• Material provided
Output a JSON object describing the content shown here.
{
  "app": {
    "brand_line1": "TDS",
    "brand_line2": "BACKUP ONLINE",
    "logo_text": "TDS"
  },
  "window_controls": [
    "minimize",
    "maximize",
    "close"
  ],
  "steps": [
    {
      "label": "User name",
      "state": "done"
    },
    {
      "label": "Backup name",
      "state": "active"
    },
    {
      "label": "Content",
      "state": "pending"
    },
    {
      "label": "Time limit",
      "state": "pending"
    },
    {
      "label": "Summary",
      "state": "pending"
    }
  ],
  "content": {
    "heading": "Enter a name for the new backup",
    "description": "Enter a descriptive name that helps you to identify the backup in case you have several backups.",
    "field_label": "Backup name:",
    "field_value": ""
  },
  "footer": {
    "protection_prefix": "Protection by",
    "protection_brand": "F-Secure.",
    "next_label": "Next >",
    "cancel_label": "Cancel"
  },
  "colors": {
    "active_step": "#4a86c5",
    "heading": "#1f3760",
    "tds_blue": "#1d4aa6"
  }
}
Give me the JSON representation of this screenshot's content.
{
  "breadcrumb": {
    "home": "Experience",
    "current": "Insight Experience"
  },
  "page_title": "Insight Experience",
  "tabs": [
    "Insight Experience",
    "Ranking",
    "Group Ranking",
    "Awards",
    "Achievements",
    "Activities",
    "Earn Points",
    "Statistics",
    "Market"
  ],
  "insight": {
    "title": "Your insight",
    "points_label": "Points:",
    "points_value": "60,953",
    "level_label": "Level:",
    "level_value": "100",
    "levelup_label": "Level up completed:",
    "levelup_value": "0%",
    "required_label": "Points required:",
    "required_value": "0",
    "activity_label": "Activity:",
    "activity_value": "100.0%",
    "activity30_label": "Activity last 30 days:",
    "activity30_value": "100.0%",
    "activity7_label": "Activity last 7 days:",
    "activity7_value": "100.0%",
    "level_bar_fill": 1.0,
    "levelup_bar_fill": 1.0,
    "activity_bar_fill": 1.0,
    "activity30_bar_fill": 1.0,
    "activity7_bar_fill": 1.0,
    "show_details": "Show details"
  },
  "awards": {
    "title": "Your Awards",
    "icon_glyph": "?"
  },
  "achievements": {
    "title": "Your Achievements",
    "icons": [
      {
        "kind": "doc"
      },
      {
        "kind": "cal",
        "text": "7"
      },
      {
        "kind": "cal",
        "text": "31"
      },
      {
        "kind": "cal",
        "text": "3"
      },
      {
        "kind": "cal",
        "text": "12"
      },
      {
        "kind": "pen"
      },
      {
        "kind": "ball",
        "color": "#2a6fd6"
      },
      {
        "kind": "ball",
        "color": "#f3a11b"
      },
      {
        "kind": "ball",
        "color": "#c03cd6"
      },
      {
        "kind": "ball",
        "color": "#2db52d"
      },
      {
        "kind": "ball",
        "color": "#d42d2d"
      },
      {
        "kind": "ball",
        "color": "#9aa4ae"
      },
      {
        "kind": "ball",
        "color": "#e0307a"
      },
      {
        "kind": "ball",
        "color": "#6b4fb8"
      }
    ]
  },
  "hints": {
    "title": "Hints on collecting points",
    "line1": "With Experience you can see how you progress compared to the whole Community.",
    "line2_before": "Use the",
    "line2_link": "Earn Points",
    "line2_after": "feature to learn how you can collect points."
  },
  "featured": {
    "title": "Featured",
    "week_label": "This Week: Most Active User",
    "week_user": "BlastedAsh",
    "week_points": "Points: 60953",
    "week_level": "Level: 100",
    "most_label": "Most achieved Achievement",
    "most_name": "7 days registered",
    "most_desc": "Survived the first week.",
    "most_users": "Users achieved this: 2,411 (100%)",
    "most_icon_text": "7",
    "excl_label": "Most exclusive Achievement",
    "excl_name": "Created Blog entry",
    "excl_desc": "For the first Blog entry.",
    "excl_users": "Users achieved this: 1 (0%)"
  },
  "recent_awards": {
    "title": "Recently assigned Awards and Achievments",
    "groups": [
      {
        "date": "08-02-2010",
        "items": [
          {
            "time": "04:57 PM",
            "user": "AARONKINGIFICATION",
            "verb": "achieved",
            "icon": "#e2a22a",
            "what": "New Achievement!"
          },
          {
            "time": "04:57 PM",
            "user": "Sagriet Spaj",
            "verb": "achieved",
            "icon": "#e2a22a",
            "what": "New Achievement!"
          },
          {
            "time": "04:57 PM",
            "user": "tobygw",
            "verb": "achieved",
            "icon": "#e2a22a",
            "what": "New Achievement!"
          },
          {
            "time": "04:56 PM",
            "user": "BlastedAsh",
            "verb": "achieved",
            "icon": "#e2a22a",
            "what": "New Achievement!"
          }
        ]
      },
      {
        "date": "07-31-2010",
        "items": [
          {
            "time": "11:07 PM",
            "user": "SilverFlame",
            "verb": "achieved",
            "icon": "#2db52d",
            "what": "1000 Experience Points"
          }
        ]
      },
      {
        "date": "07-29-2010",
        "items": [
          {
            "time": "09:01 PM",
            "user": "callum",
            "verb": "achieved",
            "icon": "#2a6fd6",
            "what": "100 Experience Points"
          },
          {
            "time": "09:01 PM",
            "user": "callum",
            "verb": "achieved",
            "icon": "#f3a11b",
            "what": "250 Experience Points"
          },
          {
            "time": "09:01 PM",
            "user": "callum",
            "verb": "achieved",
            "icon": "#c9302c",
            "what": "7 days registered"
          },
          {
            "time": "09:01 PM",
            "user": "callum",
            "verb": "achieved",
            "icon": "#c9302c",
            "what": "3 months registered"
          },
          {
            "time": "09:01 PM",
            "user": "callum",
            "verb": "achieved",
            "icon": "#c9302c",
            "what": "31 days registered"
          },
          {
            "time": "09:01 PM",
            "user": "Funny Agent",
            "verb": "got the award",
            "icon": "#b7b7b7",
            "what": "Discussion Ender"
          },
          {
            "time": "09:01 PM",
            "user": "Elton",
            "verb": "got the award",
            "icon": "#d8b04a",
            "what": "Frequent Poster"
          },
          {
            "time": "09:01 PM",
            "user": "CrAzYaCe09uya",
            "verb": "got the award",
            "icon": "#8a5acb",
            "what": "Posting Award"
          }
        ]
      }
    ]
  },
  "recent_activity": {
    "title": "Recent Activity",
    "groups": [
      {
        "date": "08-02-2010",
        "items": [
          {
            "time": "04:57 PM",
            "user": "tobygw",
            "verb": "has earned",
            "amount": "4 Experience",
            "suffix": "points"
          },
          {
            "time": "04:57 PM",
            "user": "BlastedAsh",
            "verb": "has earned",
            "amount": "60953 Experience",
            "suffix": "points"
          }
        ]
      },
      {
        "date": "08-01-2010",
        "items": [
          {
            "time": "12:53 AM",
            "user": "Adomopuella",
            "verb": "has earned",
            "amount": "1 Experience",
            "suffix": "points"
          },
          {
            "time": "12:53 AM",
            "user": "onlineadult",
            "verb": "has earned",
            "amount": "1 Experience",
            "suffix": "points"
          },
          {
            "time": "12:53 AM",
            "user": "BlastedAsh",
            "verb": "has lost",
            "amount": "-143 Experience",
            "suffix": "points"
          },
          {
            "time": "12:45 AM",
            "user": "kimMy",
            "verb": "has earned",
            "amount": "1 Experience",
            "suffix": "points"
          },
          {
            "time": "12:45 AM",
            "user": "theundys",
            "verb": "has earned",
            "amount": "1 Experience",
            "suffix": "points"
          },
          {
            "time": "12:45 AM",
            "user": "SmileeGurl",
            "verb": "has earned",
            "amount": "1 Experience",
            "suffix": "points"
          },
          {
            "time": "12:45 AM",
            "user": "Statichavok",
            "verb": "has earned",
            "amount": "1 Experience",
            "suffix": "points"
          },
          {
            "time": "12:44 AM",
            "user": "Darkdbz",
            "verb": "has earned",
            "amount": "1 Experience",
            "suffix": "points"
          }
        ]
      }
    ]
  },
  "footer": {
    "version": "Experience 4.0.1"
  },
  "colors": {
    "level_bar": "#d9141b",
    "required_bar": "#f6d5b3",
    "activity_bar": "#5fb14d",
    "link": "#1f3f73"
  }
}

• Work to do
Tally every line of the data that holds the word "date" and write the count alone.

• Completed exercise
5